GIVEN REQUEST =
Type out the complete listing below word for word, without its pictures.

Items from a data source =
— Begin —

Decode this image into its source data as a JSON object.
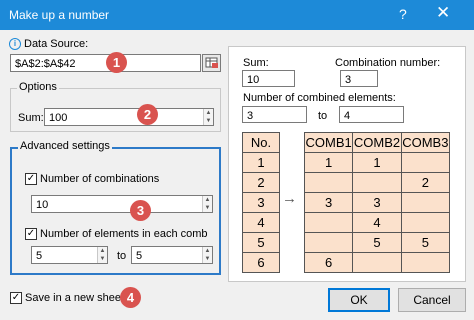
{
  "window": {
    "title": "Make up a number",
    "help_glyph": "?",
    "close_glyph": "✕"
  },
  "data_source": {
    "label": "Data Source:",
    "value": "$A$2:$A$42",
    "info_glyph": "i",
    "select_icon": "range-select-icon"
  },
  "options": {
    "legend": "Options",
    "sum_label": "Sum:",
    "sum_value": "100"
  },
  "advanced": {
    "legend": "Advanced settings",
    "num_combinations_label": "Number of combinations",
    "num_combinations_checked": true,
    "num_combinations_value": "10",
    "num_elements_label": "Number of elements in each comb",
    "num_elements_checked": true,
    "min_elements": "5",
    "to_label": "to",
    "max_elements": "5"
  },
  "save_new_sheet": {
    "label": "Save in a new sheet",
    "checked": true
  },
  "badges": [
    "1",
    "2",
    "3",
    "4"
  ],
  "preview": {
    "sum_label": "Sum:",
    "sum_value": "10",
    "combination_number_label": "Combination number:",
    "combination_number_value": "3",
    "combined_elements_label": "Number of combined elements:",
    "min_value": "3",
    "to_label": "to",
    "max_value": "4",
    "arrow": "→",
    "source_header": "No.",
    "source_values": [
      "1",
      "2",
      "3",
      "4",
      "5",
      "6"
    ],
    "result_headers": [
      "COMB1",
      "COMB2",
      "COMB3"
    ],
    "result_rows": [
      [
        "1",
        "1",
        ""
      ],
      [
        "",
        "",
        "2"
      ],
      [
        "3",
        "3",
        ""
      ],
      [
        "",
        "4",
        ""
      ],
      [
        "",
        "5",
        "5"
      ],
      [
        "6",
        "",
        ""
      ]
    ]
  },
  "buttons": {
    "ok": "OK",
    "cancel": "Cancel"
  },
  "colors": {
    "titlebar": "#1d8ad8",
    "highlight_border": "#2d7ac8",
    "badge": "#d9534f",
    "cell_fill": "#fbe1cc"
  }
}
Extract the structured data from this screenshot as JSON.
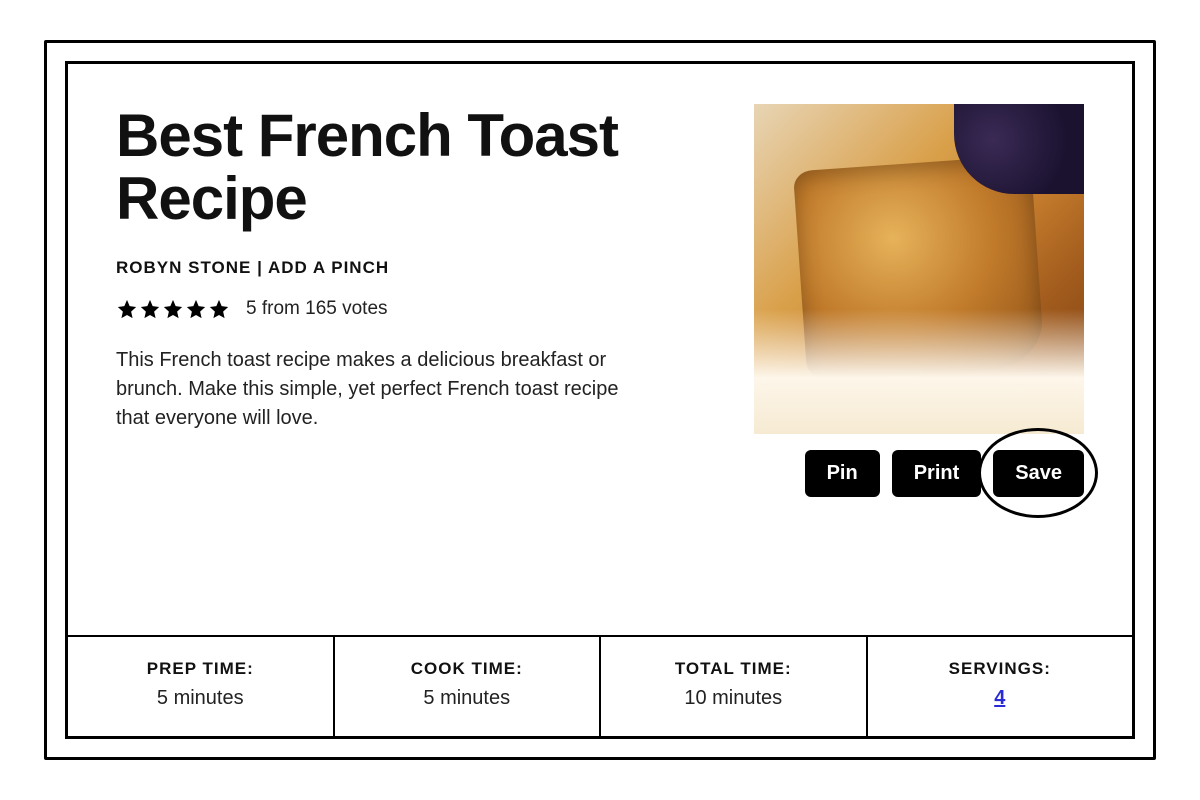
{
  "recipe": {
    "title": "Best French Toast Recipe",
    "author": "ROBYN STONE | ADD A PINCH",
    "rating_score": "5",
    "rating_votes_text": "5 from 165 votes",
    "description": "This French toast recipe makes a delicious breakfast or brunch. Make this simple, yet perfect French toast recipe that everyone will love."
  },
  "actions": {
    "pin": "Pin",
    "print": "Print",
    "save": "Save"
  },
  "meta": {
    "prep": {
      "label": "PREP TIME:",
      "value": "5 minutes"
    },
    "cook": {
      "label": "COOK TIME:",
      "value": "5 minutes"
    },
    "total": {
      "label": "TOTAL TIME:",
      "value": "10 minutes"
    },
    "servings": {
      "label": "SERVINGS:",
      "value": "4"
    }
  }
}
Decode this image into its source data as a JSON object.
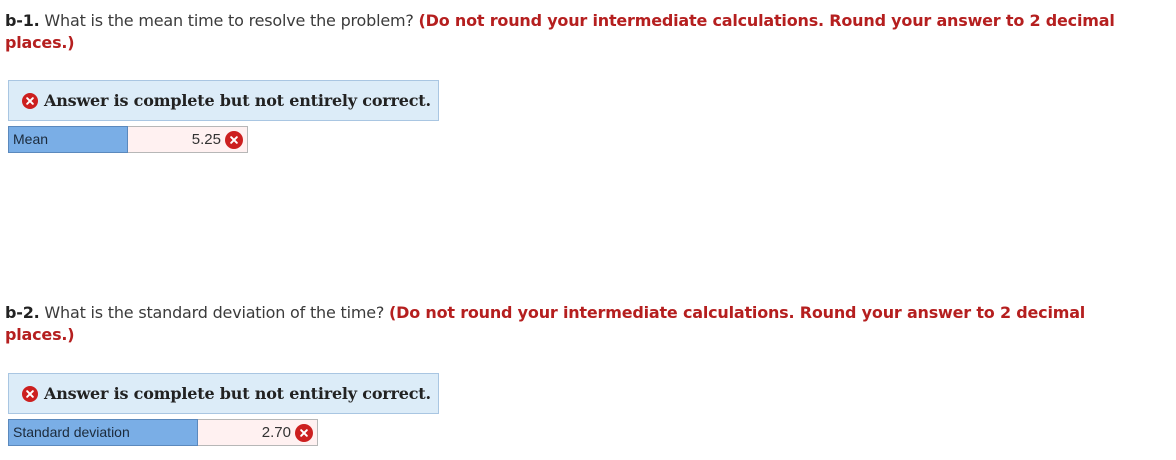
{
  "questions": [
    {
      "number": "b-1.",
      "prompt": " What is the mean time to resolve the problem? ",
      "instruction": "(Do not round your intermediate calculations. Round your answer to 2 decimal places.)",
      "feedback": "Answer is complete but not entirely correct.",
      "answer_label": "Mean",
      "answer_value": "5.25",
      "answer_status": "incorrect"
    },
    {
      "number": "b-2.",
      "prompt": " What is the standard deviation of the time? ",
      "instruction": "(Do not round your intermediate calculations. Round your answer to 2 decimal places.)",
      "feedback": "Answer is complete but not entirely correct.",
      "answer_label": "Standard deviation",
      "answer_value": "2.70",
      "answer_status": "incorrect"
    }
  ],
  "icons": {
    "feedback_icon": "x-circle-icon",
    "incorrect_icon": "x-circle-icon"
  },
  "colors": {
    "instruction": "#b51f1f",
    "error_icon": "#cc1f1f",
    "banner_bg": "#dcecf8",
    "label_bg": "#7aaee6",
    "input_bg": "#fff1f1"
  }
}
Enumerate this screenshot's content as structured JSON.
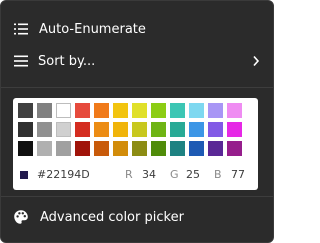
{
  "menu": {
    "auto_enumerate": {
      "label": "Auto-Enumerate",
      "icon": "numbered-list-icon"
    },
    "sort_by": {
      "label": "Sort by...",
      "icon": "hamburger-lines-icon",
      "submenu_icon": "chevron-right-icon"
    },
    "advanced_color_picker": {
      "label": "Advanced color picker",
      "icon": "palette-icon"
    }
  },
  "palette": {
    "rows": [
      [
        "#404040",
        "#808080",
        "#ffffff",
        "#e64a3c",
        "#f07a1a",
        "#f2c40f",
        "#e0e02a",
        "#8ccd14",
        "#3cc6b4",
        "#7ed8f0",
        "#a896f5",
        "#ef8cf2"
      ],
      [
        "#303030",
        "#909090",
        "#d0d0d0",
        "#d42d20",
        "#ec8c14",
        "#f0b40a",
        "#c8c81e",
        "#6eb414",
        "#28aa96",
        "#3c96e6",
        "#825ae6",
        "#e628e6"
      ],
      [
        "#101010",
        "#b0b0b0",
        "#a0a0a0",
        "#a0140a",
        "#c85a0a",
        "#d28c0a",
        "#8c8c14",
        "#508c0a",
        "#1e8282",
        "#1e5ab4",
        "#5a2896",
        "#961e8c"
      ]
    ],
    "light_swatches": [
      "#ffffff",
      "#d0d0d0"
    ],
    "current": {
      "hex": "#22194D",
      "r_label": "R",
      "r": "34",
      "g_label": "G",
      "g": "25",
      "b_label": "B",
      "b": "77"
    }
  },
  "colors": {
    "menu_background": "#2b2b2b",
    "text": "#ffffff",
    "separator": "#3d3d3d",
    "palette_background": "#ffffff"
  }
}
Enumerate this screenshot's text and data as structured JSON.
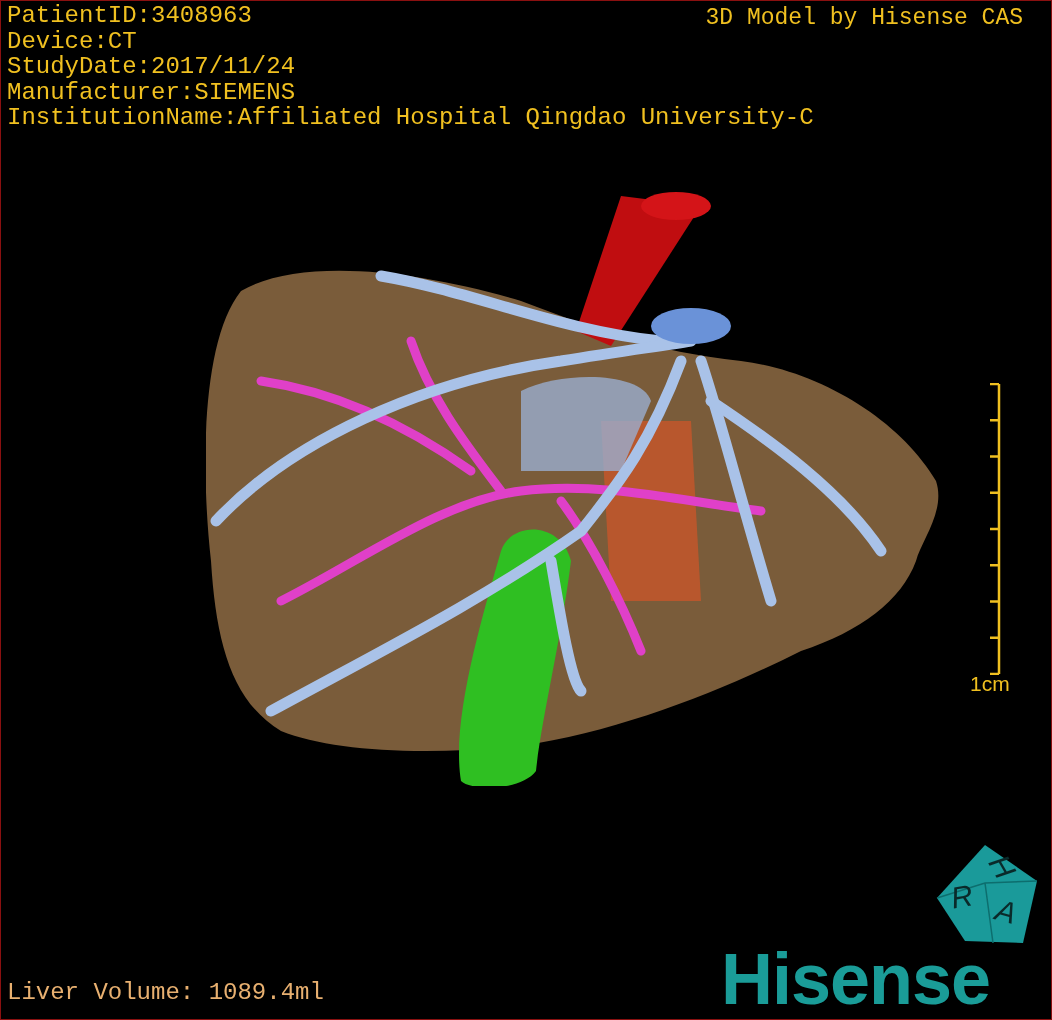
{
  "study_info": [
    "PatientID:3408963",
    "Device:CT",
    "StudyDate:2017/11/24",
    "Manufacturer:SIEMENS",
    "InstitutionName:Affiliated Hospital Qingdao University-C"
  ],
  "credit": "3D Model by Hisense CAS",
  "scale_bar": {
    "label": "1cm"
  },
  "orientation_cube": {
    "faces": [
      "H",
      "R",
      "A"
    ]
  },
  "logo": "Hisense",
  "measurement": "Liver Volume: 1089.4ml"
}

— End —

ANSWER IN FULL =
Decode this image into its source data as a JSON object.
{
  "window": {
    "title": "Make up a number",
    "help_glyph": "?",
    "close_glyph": "✕"
  },
  "data_source": {
    "label": "Data Source:",
    "value": "$A$2:$A$42",
    "info_glyph": "i",
    "select_icon": "range-select-icon"
  },
  "options": {
    "legend": "Options",
    "sum_label": "Sum:",
    "sum_value": "100"
  },
  "advanced": {
    "legend": "Advanced settings",
    "num_combinations_label": "Number of combinations",
    "num_combinations_checked": true,
    "num_combinations_value": "10",
    "num_elements_label": "Number of elements in each comb",
    "num_elements_checked": true,
    "min_elements": "5",
    "to_label": "to",
    "max_elements": "5"
  },
  "save_new_sheet": {
    "label": "Save in a new sheet",
    "checked": true
  },
  "badges": [
    "1",
    "2",
    "3",
    "4"
  ],
  "preview": {
    "sum_label": "Sum:",
    "sum_value": "10",
    "combination_number_label": "Combination number:",
    "combination_number_value": "3",
    "combined_elements_label": "Number of combined elements:",
    "min_value": "3",
    "to_label": "to",
    "max_value": "4",
    "arrow": "→",
    "source_header": "No.",
    "source_values": [
      "1",
      "2",
      "3",
      "4",
      "5",
      "6"
    ],
    "result_headers": [
      "COMB1",
      "COMB2",
      "COMB3"
    ],
    "result_rows": [
      [
        "1",
        "1",
        ""
      ],
      [
        "",
        "",
        "2"
      ],
      [
        "3",
        "3",
        ""
      ],
      [
        "",
        "4",
        ""
      ],
      [
        "",
        "5",
        "5"
      ],
      [
        "6",
        "",
        ""
      ]
    ]
  },
  "buttons": {
    "ok": "OK",
    "cancel": "Cancel"
  },
  "colors": {
    "titlebar": "#1d8ad8",
    "highlight_border": "#2d7ac8",
    "badge": "#d9534f",
    "cell_fill": "#fbe1cc"
  }
}
Extract the structured data from this screenshot as JSON.
{
  "recipe": {
    "title": "Best French Toast Recipe",
    "author": "ROBYN STONE | ADD A PINCH",
    "rating_score": "5",
    "rating_votes_text": "5 from 165 votes",
    "description": "This French toast recipe makes a delicious breakfast or brunch. Make this simple, yet perfect French toast recipe that everyone will love."
  },
  "actions": {
    "pin": "Pin",
    "print": "Print",
    "save": "Save"
  },
  "meta": {
    "prep": {
      "label": "PREP TIME:",
      "value": "5 minutes"
    },
    "cook": {
      "label": "COOK TIME:",
      "value": "5 minutes"
    },
    "total": {
      "label": "TOTAL TIME:",
      "value": "10 minutes"
    },
    "servings": {
      "label": "SERVINGS:",
      "value": "4"
    }
  }
}
Decode this image into its source data as a JSON object.
{
  "questions": [
    {
      "number": "b-1.",
      "prompt": " What is the mean time to resolve the problem? ",
      "instruction": "(Do not round your intermediate calculations. Round your answer to 2 decimal places.)",
      "feedback": "Answer is complete but not entirely correct.",
      "answer_label": "Mean",
      "answer_value": "5.25",
      "answer_status": "incorrect"
    },
    {
      "number": "b-2.",
      "prompt": " What is the standard deviation of the time? ",
      "instruction": "(Do not round your intermediate calculations. Round your answer to 2 decimal places.)",
      "feedback": "Answer is complete but not entirely correct.",
      "answer_label": "Standard deviation",
      "answer_value": "2.70",
      "answer_status": "incorrect"
    }
  ],
  "icons": {
    "feedback_icon": "x-circle-icon",
    "incorrect_icon": "x-circle-icon"
  },
  "colors": {
    "instruction": "#b51f1f",
    "error_icon": "#cc1f1f",
    "banner_bg": "#dcecf8",
    "label_bg": "#7aaee6",
    "input_bg": "#fff1f1"
  }
}
Enumerate this screenshot's content as structured JSON.
{
  "menu": {
    "auto_enumerate": {
      "label": "Auto-Enumerate",
      "icon": "numbered-list-icon"
    },
    "sort_by": {
      "label": "Sort by...",
      "icon": "hamburger-lines-icon",
      "submenu_icon": "chevron-right-icon"
    },
    "advanced_color_picker": {
      "label": "Advanced color picker",
      "icon": "palette-icon"
    }
  },
  "palette": {
    "rows": [
      [
        "#404040",
        "#808080",
        "#ffffff",
        "#e64a3c",
        "#f07a1a",
        "#f2c40f",
        "#e0e02a",
        "#8ccd14",
        "#3cc6b4",
        "#7ed8f0",
        "#a896f5",
        "#ef8cf2"
      ],
      [
        "#303030",
        "#909090",
        "#d0d0d0",
        "#d42d20",
        "#ec8c14",
        "#f0b40a",
        "#c8c81e",
        "#6eb414",
        "#28aa96",
        "#3c96e6",
        "#825ae6",
        "#e628e6"
      ],
      [
        "#101010",
        "#b0b0b0",
        "#a0a0a0",
        "#a0140a",
        "#c85a0a",
        "#d28c0a",
        "#8c8c14",
        "#508c0a",
        "#1e8282",
        "#1e5ab4",
        "#5a2896",
        "#961e8c"
      ]
    ],
    "light_swatches": [
      "#ffffff",
      "#d0d0d0"
    ],
    "current": {
      "hex": "#22194D",
      "r_label": "R",
      "r": "34",
      "g_label": "G",
      "g": "25",
      "b_label": "B",
      "b": "77"
    }
  },
  "colors": {
    "menu_background": "#2b2b2b",
    "text": "#ffffff",
    "separator": "#3d3d3d",
    "palette_background": "#ffffff"
  }
}
Enumerate this screenshot's text and data as structured JSON.
{
  "study_info": [
    "PatientID:3408963",
    "Device:CT",
    "StudyDate:2017/11/24",
    "Manufacturer:SIEMENS",
    "InstitutionName:Affiliated Hospital Qingdao University-C"
  ],
  "credit": "3D Model by Hisense CAS",
  "scale_bar": {
    "label": "1cm"
  },
  "orientation_cube": {
    "faces": [
      "H",
      "R",
      "A"
    ]
  },
  "logo": "Hisense",
  "measurement": "Liver Volume: 1089.4ml"
}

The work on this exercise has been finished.